OBJECTIVE: Copy out the lines from the one containing "eye-comfort-icon [293,13,308,21]" through the one containing "network-type-2: 4G [362,8,374,18]", including both, with no changes.

Stored data entries
────
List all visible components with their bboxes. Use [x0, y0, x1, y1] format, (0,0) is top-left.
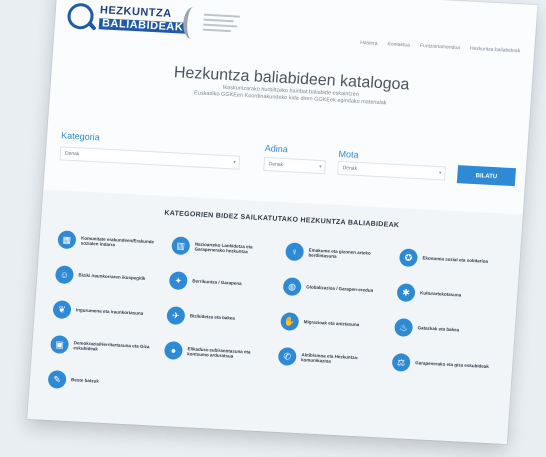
nav-how-it-works[interactable]: Funtzionamendua — [420, 43, 460, 51]
chevron-down-icon: ▾ — [232, 159, 236, 166]
category-label: Aktibismoa eta Hezkuntza-komunikazioa — [300, 351, 359, 364]
scales-icon: ⚖ — [391, 352, 411, 372]
category-label: Komunitate erakundeen/Erakunde sozialen … — [80, 235, 155, 248]
subject-label: Mota — [338, 148, 359, 160]
category-item[interactable]: ● Elikadura-subiranotasuna eta kontsumo a… — [163, 341, 265, 364]
search-button[interactable]: BILATU — [456, 165, 516, 187]
category-label: Ekonomia sozial eta solidarioa — [422, 255, 489, 265]
category-item[interactable]: ♨ Gatazkak eta bakea — [393, 318, 495, 341]
chevron-down-icon: ▾ — [318, 163, 322, 171]
categories-title: KATEGORIEN BIDEZ SAILKATUTAKO HEZKUNTZA … — [164, 209, 400, 230]
category-label: Bizikidetza eta bakea — [189, 313, 236, 321]
category-item[interactable]: ⚖ Garapenerako eta giza eskubideak — [391, 352, 493, 376]
category-label: Berrikuntza / Garapena — [192, 278, 242, 287]
category-item[interactable]: ❦ Ingurumena eta iraunkortasuna — [52, 300, 153, 323]
age-label: Adina — [264, 143, 289, 155]
category-select[interactable]: Denak ▾ — [59, 146, 241, 170]
globe-icon: ◍ — [282, 277, 302, 297]
category-item[interactable]: ▣ Demokrazia/Herritartasuna eta Giza esku… — [49, 335, 151, 358]
category-item[interactable]: ✦ Berrikuntza / Garapena — [168, 271, 270, 294]
logo-stripe — [203, 18, 234, 23]
category-select-value: Denak — [64, 150, 80, 158]
scroll-icon: ✎ — [47, 369, 67, 389]
subject-select-value: Denak — [342, 165, 358, 172]
category-label: Demokrazia/Herritartasuna eta Giza eskub… — [73, 339, 150, 352]
venus-icon: ♀ — [285, 242, 305, 262]
category-item[interactable]: ♀ Emakume eta gizonen arteko berdintasuna — [285, 242, 386, 265]
apple-icon: ● — [163, 341, 184, 360]
subject-select[interactable]: Denak ▾ — [337, 160, 446, 181]
fire-icon: ♨ — [393, 318, 414, 337]
bulb-icon: ✦ — [168, 271, 188, 291]
category-label: Ingurumena eta iraunkortasuna — [75, 307, 144, 317]
category-item[interactable]: ▦ Komunitate erakundeen/Erakunde sozialen… — [57, 230, 158, 253]
gear-icon: ✱ — [396, 283, 416, 303]
webpage-printout: HEZKUNTZA BALIABIDEAK Hasiera Kontaktua … — [27, 0, 538, 445]
categories-section: KATEGORIEN BIDEZ SAILKATUTAKO HEZKUNTZA … — [27, 189, 523, 445]
megaphone-icon: ✆ — [277, 347, 297, 366]
category-label: Elikadura-subiranotasuna eta kontsumo ar… — [187, 345, 251, 359]
category-label: Nazioarteko Lankidetza eta Garapenerako … — [194, 240, 253, 255]
category-label: Globalizazioa / Garapen-eredua — [306, 284, 374, 294]
category-label: Garapenerako eta giza eskubideak — [414, 360, 490, 370]
category-item[interactable]: ✪ Ekonomia sozial eta solidarioa — [398, 248, 500, 271]
leaf-icon: ❦ — [52, 300, 72, 320]
category-label: Kategoria — [60, 130, 101, 143]
nav-resources[interactable]: Hezkuntza baliabideak — [470, 46, 521, 55]
logo-line2: BALIABIDEAK — [98, 17, 187, 34]
handshake-icon: ✋ — [280, 312, 300, 331]
logo-stripe — [203, 23, 238, 28]
bank-icon: ▥ — [171, 236, 191, 256]
category-item[interactable]: ☺ Biziki iraunkorraren ikuspegitik — [54, 265, 156, 288]
category-label: Biziki iraunkorraren ikuspegitik — [78, 272, 146, 282]
nav-home[interactable]: Hasiera — [360, 40, 378, 47]
magnifier-logo-icon — [66, 2, 95, 30]
chevron-down-icon: ▾ — [438, 170, 442, 177]
building-icon: ▦ — [57, 230, 77, 250]
main-nav: Hasiera Kontaktua Funtzionamendua Hezkun… — [360, 40, 520, 54]
category-label: Migrazioak eta aniztasuna — [303, 319, 360, 328]
category-item[interactable]: ✋ Migrazioak eta aniztasuna — [280, 312, 381, 335]
category-item[interactable]: ✎ Beste batzuk — [47, 369, 149, 393]
people-icon: ☺ — [54, 265, 75, 285]
age-select-value: Denak — [268, 161, 284, 169]
swoosh-icon — [182, 6, 203, 40]
category-item[interactable]: ✈ Bizikidetza eta bakea — [166, 306, 267, 329]
dove-icon: ✈ — [166, 306, 186, 326]
category-item[interactable]: ✆ Aktibismoa eta Hezkuntza-komunikazioa — [277, 347, 379, 370]
category-item[interactable]: ◍ Globalizazioa / Garapen-eredua — [282, 277, 384, 300]
category-label: Emakume eta gizonen arteko berdintasuna — [308, 246, 371, 259]
medal-icon: ✪ — [398, 248, 419, 268]
logo-stripe — [202, 28, 231, 33]
nav-contact[interactable]: Kontaktua — [387, 41, 410, 48]
age-select[interactable]: Denak ▾ — [263, 157, 327, 175]
category-item[interactable]: ▥ Nazioarteko Lankidetza eta Garapenerako… — [171, 236, 272, 259]
category-item[interactable]: ✱ Kulturartekotasuna — [396, 283, 497, 306]
logo-stripe — [203, 13, 240, 18]
category-label: Gatazkak eta bakea — [417, 325, 460, 333]
category-label: Kulturartekotasuna — [419, 290, 462, 298]
site-logo[interactable]: HEZKUNTZA BALIABIDEAK — [66, 2, 188, 35]
category-label: Beste batzuk — [70, 377, 100, 384]
logo-text: HEZKUNTZA BALIABIDEAK — [98, 4, 188, 34]
government-logo — [182, 3, 245, 46]
school-icon: ▣ — [49, 335, 70, 354]
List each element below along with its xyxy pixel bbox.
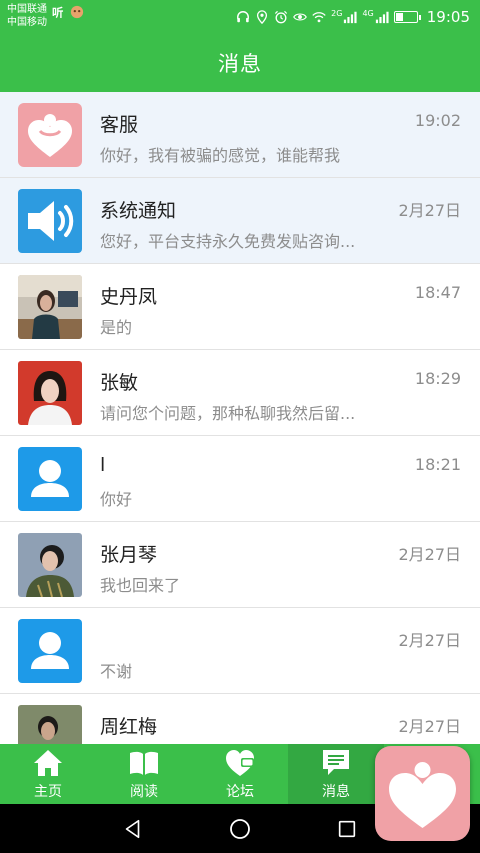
eye-comfort-icon [293,13,308,21]
book-icon [130,751,158,775]
message-time: 2月27日 [398,201,461,220]
message-time: 2月27日 [398,717,461,736]
message-preview: 我也回来了 [100,576,181,595]
avatar-photo [18,361,82,425]
status-right: 2G 4G 19:05 [236,6,470,28]
contact-name: 客服 [100,114,139,136]
headset-icon [237,11,250,23]
contact-name: 张敏 [100,372,139,394]
floating-app-button[interactable] [375,746,470,841]
nav-home-button[interactable] [220,809,260,849]
default-user-icon [31,460,69,497]
app-notification-icon [70,5,84,19]
heart-chat-icon [226,750,254,776]
avatar [18,447,82,511]
message-time: 18:29 [414,369,461,388]
tab-label: 主页 [34,784,62,800]
nav-back-button[interactable] [113,809,153,849]
back-icon [126,819,140,838]
avatar-photo [18,533,82,597]
tab-reading[interactable]: 阅读 [96,744,192,804]
contact-name: l [100,454,106,476]
tab-home[interactable]: 主页 [0,744,96,804]
alarm-icon [275,10,288,24]
avatar-photo [18,275,82,339]
wifi-icon [312,12,326,23]
signal-1-icon [344,11,358,24]
listen-app-icon: 听 [52,5,64,19]
message-row-customer-service[interactable]: 客服 19:02 你好，我有被骗的感觉，谁能帮我 [0,92,480,178]
network-type-2: 4G [362,8,374,18]
message-time: 18:47 [414,283,461,302]
person-photo [18,361,82,425]
message-row[interactable]: 张月琴 2月27日 我也回来了 [0,522,480,608]
avatar [18,619,82,683]
message-time: 19:02 [414,111,461,130]
avatar-photo [18,705,82,744]
status-notification-icons: 听 [52,5,84,19]
heart-icon [28,114,72,157]
speaker-icon [28,201,74,241]
default-user-icon [31,632,69,669]
message-time: 2月27日 [398,631,461,650]
carrier-info: 中国联通 中国移动 [7,3,47,29]
message-row-system-notice[interactable]: 系统通知 2月27日 您好，平台支持永久免费发贴咨询... [0,178,480,264]
contact-name: 系统通知 [100,200,177,222]
message-row[interactable]: 史丹凤 18:47 是的 [0,264,480,350]
svg-text:听: 听 [52,5,64,19]
battery-level [395,13,404,21]
message-row[interactable]: 周红梅 2月27日 [0,694,480,744]
contact-name: 张月琴 [100,544,158,566]
message-row[interactable]: 2月27日 不谢 [0,608,480,694]
person-photo [18,275,82,339]
avatar [18,103,82,167]
recents-icon [338,820,355,837]
person-photo [18,705,82,744]
message-preview: 请问您个问题，那种私聊我然后留... [100,404,356,423]
message-list[interactable]: 客服 19:02 你好，我有被骗的感觉，谁能帮我 系统通知 2月27日 您好，平… [0,92,480,744]
person-photo [18,533,82,597]
network-type-1: 2G [331,8,343,18]
tab-forum[interactable]: 论坛 [192,744,288,804]
tab-label: 阅读 [130,784,158,800]
message-time: 18:21 [414,455,461,474]
avatar [18,189,82,253]
tab-messages[interactable]: 消息 [288,744,384,804]
tab-label: 论坛 [226,784,254,800]
status-clock: 19:05 [426,8,470,26]
location-icon [257,10,268,24]
carrier-2: 中国移动 [7,17,47,28]
message-time: 2月27日 [398,545,461,564]
home-circle-icon [230,818,250,839]
tab-label: 消息 [322,784,350,800]
carrier-1: 中国联通 [7,4,47,15]
status-bar: 中国联通 中国移动 听 2G 4G 19:05 [0,0,480,34]
message-preview: 是的 [100,318,133,337]
message-preview: 你好，我有被骗的感觉，谁能帮我 [100,146,341,165]
page-title: 消息 [218,52,262,76]
contact-name: 周红梅 [100,716,158,738]
contact-name: 史丹凤 [100,286,158,308]
message-preview: 不谢 [100,662,133,681]
message-row[interactable]: 张敏 18:29 请问您个问题，那种私聊我然后留... [0,350,480,436]
message-preview: 你好 [100,490,133,509]
screen: 中国联通 中国移动 听 2G 4G 19:05 消息 客服 19:02 你好，我… [0,0,480,853]
home-icon [34,750,62,776]
title-bar: 消息 [0,34,480,92]
signal-2-icon [375,11,389,24]
heart-icon [389,762,456,828]
message-icon [323,750,349,775]
nav-recents-button[interactable] [327,809,367,849]
message-preview: 您好，平台支持永久免费发贴咨询... [100,232,356,251]
battery-icon [393,11,421,23]
message-row[interactable]: l 18:21 你好 [0,436,480,522]
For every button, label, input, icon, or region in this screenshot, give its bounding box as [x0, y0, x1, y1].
────
WRITTEN RESPONSE:
eye-comfort-icon [293,13,308,21]
book-icon [130,751,158,775]
message-time: 2月27日 [398,201,461,220]
message-time: 2月27日 [398,717,461,736]
message-preview: 我也回来了 [100,576,181,595]
avatar-photo [18,361,82,425]
status-right: 2G 4G 19:05 [236,6,470,28]
contact-name: 客服 [100,114,139,136]
headset-icon [237,11,250,23]
contact-name: 张敏 [100,372,139,394]
floating-app-button[interactable] [375,746,470,841]
nav-home-button[interactable] [220,809,260,849]
default-user-icon [31,460,69,497]
app-notification-icon [70,5,84,19]
heart-chat-icon [226,750,254,776]
avatar [18,447,82,511]
message-time: 18:29 [414,369,461,388]
tab-label: 主页 [34,784,62,800]
nav-back-button[interactable] [113,809,153,849]
back-icon [126,819,140,838]
avatar-photo [18,533,82,597]
tab-reading[interactable]: 阅读 [96,744,192,804]
contact-name: l [100,454,106,476]
tab-home[interactable]: 主页 [0,744,96,804]
alarm-icon [275,10,288,24]
avatar-photo [18,275,82,339]
wifi-icon [312,12,326,23]
signal-1-icon [344,11,358,24]
listen-app-icon: 听 [52,5,64,19]
message-row-customer-service[interactable]: 客服 19:02 你好，我有被骗的感觉，谁能帮我 [0,92,480,178]
network-type-2: 4G [362,8,374,18]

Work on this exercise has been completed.